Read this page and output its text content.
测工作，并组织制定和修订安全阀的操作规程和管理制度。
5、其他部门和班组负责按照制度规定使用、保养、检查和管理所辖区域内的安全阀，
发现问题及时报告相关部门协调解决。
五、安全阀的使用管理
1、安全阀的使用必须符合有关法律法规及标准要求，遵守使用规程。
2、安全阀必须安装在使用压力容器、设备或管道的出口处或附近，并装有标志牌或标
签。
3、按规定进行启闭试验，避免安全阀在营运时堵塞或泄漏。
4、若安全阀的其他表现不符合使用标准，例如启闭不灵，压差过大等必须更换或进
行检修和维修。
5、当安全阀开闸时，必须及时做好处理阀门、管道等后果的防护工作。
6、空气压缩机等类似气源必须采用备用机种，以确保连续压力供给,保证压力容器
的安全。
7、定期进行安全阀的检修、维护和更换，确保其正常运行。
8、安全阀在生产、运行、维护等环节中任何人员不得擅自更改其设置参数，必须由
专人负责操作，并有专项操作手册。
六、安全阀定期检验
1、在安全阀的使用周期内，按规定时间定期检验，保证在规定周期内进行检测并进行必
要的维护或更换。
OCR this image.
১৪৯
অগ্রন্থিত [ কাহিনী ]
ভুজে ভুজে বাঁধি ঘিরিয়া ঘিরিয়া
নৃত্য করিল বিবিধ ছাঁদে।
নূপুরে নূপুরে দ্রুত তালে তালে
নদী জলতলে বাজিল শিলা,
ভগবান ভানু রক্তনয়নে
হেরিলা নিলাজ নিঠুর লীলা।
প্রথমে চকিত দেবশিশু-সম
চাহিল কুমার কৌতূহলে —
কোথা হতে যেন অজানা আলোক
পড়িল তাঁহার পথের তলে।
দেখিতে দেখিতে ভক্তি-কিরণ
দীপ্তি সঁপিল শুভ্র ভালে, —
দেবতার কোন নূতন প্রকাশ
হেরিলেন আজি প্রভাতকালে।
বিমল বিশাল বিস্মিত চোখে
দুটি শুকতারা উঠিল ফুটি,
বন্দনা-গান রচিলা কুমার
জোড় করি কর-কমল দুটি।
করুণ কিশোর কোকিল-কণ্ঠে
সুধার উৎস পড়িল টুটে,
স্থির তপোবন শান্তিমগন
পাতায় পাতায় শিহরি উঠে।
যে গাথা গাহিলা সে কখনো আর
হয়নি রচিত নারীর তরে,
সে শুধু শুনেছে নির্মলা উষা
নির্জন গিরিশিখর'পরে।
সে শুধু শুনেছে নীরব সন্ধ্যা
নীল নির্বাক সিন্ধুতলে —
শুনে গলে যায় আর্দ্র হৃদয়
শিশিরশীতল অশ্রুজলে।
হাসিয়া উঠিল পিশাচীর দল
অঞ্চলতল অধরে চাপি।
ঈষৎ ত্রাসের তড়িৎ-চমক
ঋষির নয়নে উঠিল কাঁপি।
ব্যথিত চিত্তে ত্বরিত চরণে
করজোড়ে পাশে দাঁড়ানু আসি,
+++
## Brief
List all lines where "this" occurs.

## Answer
Read this page and output its text content.
OCR this image.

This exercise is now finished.